All lines holding the string "content" are to be shown.
>> BEGIN DATA ROWS
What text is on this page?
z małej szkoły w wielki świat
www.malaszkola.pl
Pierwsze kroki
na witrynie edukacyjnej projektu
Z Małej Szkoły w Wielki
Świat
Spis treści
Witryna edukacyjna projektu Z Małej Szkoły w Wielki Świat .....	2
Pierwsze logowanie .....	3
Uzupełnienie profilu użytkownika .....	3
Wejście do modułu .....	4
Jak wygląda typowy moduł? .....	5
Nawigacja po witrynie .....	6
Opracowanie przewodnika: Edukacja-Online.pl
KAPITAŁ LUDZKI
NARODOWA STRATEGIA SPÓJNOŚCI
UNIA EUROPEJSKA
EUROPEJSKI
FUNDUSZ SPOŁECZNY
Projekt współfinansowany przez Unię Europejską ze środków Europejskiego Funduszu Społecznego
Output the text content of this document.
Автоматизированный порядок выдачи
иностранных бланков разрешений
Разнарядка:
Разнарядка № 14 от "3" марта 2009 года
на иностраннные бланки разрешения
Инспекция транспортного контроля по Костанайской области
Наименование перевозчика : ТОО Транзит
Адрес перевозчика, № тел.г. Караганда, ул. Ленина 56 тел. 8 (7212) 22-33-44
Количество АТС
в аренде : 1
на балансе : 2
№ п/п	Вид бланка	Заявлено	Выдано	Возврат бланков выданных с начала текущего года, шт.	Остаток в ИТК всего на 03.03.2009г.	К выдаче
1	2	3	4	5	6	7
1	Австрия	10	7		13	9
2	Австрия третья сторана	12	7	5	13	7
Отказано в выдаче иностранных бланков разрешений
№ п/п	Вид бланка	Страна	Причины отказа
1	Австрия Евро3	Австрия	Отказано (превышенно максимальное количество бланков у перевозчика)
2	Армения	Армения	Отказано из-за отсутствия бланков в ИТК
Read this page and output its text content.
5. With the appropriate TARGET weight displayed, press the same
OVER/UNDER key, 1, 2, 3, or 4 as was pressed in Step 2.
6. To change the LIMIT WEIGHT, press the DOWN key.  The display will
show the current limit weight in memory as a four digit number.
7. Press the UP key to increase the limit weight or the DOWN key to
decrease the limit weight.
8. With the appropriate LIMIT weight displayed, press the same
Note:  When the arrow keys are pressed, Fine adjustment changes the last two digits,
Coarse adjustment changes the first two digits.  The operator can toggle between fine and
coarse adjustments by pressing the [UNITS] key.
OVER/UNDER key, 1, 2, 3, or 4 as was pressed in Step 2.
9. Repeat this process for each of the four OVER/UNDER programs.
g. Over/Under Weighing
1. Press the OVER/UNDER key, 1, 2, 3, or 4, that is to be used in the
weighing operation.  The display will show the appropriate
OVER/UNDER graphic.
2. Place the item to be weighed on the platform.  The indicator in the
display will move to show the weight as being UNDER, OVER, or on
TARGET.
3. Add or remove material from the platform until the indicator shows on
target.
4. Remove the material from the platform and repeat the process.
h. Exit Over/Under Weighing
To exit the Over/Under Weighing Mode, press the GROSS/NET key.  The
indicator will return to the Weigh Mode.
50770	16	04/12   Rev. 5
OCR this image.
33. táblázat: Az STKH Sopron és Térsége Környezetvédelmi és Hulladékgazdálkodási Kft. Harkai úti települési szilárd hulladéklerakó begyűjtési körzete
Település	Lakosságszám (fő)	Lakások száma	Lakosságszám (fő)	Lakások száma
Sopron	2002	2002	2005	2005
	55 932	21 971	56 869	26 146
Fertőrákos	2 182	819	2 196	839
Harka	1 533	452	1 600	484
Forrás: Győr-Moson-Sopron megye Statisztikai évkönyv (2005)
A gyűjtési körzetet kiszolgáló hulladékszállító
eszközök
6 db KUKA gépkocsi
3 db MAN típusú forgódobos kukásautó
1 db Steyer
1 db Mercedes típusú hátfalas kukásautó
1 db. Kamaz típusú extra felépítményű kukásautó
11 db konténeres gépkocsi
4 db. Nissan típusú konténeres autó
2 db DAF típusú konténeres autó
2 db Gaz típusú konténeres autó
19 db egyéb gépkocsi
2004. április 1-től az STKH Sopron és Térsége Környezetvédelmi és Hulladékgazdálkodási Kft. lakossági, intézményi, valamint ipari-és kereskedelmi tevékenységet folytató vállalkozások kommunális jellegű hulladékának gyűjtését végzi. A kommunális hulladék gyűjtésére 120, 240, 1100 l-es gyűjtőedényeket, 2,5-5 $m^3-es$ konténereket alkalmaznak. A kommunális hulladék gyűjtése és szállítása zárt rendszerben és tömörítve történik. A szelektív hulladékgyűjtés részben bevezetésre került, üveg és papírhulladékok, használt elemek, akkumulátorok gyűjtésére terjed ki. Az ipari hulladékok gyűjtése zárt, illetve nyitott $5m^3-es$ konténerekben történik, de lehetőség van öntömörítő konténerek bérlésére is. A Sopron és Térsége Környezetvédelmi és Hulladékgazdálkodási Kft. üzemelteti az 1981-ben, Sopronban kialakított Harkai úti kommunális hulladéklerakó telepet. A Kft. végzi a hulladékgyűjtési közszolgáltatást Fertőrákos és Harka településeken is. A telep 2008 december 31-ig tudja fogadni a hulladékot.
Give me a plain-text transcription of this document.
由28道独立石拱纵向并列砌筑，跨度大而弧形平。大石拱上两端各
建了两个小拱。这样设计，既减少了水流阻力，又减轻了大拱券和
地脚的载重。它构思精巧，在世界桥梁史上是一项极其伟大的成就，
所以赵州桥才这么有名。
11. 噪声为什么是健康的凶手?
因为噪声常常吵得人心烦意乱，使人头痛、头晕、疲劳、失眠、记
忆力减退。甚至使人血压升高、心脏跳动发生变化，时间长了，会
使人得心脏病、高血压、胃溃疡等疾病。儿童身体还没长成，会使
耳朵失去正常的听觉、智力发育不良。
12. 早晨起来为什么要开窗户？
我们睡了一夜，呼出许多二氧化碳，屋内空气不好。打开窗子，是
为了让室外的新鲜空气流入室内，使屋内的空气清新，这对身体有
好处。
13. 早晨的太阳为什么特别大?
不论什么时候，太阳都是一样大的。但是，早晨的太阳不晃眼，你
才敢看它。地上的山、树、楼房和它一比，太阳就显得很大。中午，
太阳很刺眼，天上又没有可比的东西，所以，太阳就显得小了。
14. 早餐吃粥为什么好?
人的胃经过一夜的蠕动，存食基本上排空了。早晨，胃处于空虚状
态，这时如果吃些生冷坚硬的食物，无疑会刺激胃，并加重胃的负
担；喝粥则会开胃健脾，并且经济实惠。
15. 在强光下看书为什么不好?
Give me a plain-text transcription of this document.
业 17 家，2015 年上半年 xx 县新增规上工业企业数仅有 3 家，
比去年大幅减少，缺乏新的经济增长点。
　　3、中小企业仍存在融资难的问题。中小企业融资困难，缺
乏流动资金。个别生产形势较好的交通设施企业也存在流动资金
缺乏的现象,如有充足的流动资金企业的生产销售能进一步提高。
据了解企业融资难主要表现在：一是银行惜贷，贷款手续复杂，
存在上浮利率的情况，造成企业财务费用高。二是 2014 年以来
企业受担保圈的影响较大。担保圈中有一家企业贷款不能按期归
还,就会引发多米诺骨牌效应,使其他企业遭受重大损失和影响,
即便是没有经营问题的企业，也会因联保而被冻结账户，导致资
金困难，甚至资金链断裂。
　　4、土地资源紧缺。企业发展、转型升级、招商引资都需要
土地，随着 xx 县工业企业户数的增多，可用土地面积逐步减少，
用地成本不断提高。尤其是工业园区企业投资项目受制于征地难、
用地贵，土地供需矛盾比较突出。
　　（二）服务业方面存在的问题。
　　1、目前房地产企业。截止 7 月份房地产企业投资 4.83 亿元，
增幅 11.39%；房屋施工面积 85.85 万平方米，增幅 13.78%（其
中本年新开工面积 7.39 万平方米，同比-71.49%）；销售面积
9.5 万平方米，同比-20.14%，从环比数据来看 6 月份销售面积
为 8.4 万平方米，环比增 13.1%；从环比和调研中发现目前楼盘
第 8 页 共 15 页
>> END DATA ROWS
TASK OUTPUT.
Output the text content of this document.
Read this page and output its text content.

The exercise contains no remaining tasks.